(Te doen)
Haal uit de verordening over opleidingsgetuigschriften voor klimaatregelingssystemen in motorvoertuigen letterlijk het stuk van "VERORDENING (EG) Nr. 307/2008" tot en met "EER relevante tekst)", graag.

(Documenttekst)
________________

3.4.2008   

NL

Publicatieblad van de Europese Unie

L 92/25


VERORDENING (EG) Nr. 307/2008 VAN DE COMMISSIE

van 2 april 2008

tot vaststelling, ingevolge Verordening (EG) nr. 842/2006 van het Europees Parlement en de Raad, van minimumeisen voor opleidingsprogramma’s en de voorwaarden voor wederzijdse erkenning van opleidingsgetuigschriften voor personeel op het gebied van bepaalde gefluoreerde broeikasgassen bevattende klimaatregelingssystemen in bepaalde motorvoertuigen

(Voor de EER relevante tekst)

DE COMMISSIE VAN DE EUROPESE GEMEENSCHAPPEN,

Gelet op het Verdrag tot oprichting van de Europese Gemeenschap,

Gelet op Verordening (EG) nr. 842/2006 van het Europees Parlement en de Raad van 17 mei 2006 inzake bepaalde gefluoreerde broeikasgassen (1), en met name op artikel 5, lid 1,

Overwegende hetgeen volgt:

(1)

In Richtlijn 2006/40/EG van het Europees Parlement en de Raad van 17 mei 2006 betreffende emissies van klimaatregelingsapparatuur in motorvoertuigen en houdende wijziging van Richtlijn 70/156/EEG van de Raad (2) is bepaald dat voor motorvoertuigen vanaf 2011 verplicht klimaatregelingsapparatuur met een laag aardopwarmingsvermogen moet worden ingevoerd. Bij wijze van kortetermijnmaatregel moeten op grond van Verordening (EG) nr. 842/2006 regels worden vastgesteld inzake de juiste kwalificatie van personeel dat bepaalde gefluoreerde broeikasgassen terugwint uit dergelijke klimaatregelingsapparatuur.

(2)

Personeel dat is ingeschreven voor een opleidingscursus om een opleidingsgetuigschrift te verkrijgen moet voor beperkte tijd toestemming krijgen activiteiten te ondernemen waarvoor een getuigschrift op het gebied van de opleidingscursus vereist is, op voorwaarde dat het onder toezicht staat van personeel dat over een dergelijk getuigschrift beschikt.

________________

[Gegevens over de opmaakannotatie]
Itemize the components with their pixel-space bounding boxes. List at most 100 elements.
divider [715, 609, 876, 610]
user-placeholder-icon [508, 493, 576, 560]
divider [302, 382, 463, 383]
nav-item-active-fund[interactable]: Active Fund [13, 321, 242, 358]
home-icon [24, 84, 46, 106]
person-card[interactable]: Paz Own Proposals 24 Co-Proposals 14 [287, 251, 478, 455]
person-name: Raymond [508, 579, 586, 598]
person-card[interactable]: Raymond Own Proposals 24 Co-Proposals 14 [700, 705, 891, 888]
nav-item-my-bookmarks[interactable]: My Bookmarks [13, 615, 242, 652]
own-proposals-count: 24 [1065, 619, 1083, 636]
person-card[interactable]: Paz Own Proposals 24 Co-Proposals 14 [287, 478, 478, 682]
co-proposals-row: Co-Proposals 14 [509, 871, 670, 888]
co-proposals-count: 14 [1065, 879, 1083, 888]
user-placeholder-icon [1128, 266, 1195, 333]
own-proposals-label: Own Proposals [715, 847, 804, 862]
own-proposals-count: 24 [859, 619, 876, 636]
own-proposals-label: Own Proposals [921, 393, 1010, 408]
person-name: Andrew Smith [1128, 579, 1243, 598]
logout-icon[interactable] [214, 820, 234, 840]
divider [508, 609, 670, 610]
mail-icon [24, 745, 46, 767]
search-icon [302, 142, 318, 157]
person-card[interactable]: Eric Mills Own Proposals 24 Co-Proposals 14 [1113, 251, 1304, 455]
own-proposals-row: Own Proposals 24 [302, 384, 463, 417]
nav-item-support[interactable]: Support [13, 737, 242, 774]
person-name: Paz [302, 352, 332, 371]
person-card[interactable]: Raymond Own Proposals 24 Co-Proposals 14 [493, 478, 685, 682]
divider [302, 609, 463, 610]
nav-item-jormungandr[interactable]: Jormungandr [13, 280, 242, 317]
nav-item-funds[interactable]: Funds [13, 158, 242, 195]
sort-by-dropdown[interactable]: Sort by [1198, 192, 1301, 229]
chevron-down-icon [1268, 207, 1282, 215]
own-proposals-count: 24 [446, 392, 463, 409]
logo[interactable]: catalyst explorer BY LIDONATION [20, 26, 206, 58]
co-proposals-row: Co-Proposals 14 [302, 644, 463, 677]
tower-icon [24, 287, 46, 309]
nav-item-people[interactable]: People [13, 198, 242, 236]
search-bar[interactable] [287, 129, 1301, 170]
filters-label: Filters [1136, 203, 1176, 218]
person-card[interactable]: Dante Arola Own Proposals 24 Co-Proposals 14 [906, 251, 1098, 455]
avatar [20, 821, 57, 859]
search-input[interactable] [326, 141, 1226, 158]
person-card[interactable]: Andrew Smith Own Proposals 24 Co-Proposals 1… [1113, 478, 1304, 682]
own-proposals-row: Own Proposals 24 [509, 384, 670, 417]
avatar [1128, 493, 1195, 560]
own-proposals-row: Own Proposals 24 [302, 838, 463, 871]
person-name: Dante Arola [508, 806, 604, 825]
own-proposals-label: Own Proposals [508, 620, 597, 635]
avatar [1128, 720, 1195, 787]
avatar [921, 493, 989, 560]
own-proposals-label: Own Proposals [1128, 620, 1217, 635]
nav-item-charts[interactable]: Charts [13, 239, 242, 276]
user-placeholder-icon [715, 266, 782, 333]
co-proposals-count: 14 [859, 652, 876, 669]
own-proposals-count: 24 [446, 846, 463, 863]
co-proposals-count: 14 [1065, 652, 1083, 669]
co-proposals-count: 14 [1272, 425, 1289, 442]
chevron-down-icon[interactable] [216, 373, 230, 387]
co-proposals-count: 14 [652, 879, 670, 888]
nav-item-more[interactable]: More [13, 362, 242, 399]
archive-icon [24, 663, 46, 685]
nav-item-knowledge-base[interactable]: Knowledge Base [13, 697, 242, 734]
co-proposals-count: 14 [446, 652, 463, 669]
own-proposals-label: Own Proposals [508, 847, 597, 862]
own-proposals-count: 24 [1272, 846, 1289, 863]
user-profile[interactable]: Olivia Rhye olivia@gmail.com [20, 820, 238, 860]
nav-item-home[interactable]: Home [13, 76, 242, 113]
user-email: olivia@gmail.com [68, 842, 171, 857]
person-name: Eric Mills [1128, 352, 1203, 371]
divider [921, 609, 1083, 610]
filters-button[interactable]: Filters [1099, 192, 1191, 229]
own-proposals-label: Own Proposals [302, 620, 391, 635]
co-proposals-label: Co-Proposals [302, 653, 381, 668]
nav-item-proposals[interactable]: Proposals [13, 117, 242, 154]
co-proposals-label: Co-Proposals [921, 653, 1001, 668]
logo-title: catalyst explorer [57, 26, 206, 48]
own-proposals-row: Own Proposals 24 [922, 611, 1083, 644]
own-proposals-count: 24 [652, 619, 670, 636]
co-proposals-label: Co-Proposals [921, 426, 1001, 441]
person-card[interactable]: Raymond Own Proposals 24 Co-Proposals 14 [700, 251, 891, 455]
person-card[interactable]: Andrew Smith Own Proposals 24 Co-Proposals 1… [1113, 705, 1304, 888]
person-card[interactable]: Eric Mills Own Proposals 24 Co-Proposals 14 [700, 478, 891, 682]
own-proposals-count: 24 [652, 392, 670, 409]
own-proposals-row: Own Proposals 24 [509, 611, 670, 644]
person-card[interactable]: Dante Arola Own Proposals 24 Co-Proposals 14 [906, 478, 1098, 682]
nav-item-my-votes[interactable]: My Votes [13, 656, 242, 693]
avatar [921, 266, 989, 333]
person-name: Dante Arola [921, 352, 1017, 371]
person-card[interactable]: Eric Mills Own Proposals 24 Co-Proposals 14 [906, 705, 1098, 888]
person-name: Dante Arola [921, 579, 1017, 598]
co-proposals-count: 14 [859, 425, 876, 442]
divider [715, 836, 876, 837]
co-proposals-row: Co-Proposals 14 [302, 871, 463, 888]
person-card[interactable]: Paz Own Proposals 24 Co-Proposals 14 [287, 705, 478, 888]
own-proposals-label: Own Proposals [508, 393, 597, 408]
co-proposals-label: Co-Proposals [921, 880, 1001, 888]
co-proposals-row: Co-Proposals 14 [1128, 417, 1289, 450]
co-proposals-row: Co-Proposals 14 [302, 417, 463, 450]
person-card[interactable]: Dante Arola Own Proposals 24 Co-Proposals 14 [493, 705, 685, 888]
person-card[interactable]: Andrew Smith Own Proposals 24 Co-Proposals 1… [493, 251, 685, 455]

________________

(Uitgevoerde taak)
VERORDENING (EG) Nr. 307/2008 VAN DE COMMISSIE

van 2 april 2008

tot vaststelling, ingevolge Verordening (EG) nr. 842/2006 van het Europees Parlement en de Raad, van minimumeisen voor opleidingsprogramma’s en de voorwaarden voor wederzijdse erkenning van opleidingsgetuigschriften voor personeel op het gebied van bepaalde gefluoreerde broeikasgassen bevattende klimaatregelingssystemen in bepaalde motorvoertuigen

(Voor de EER relevante tekst)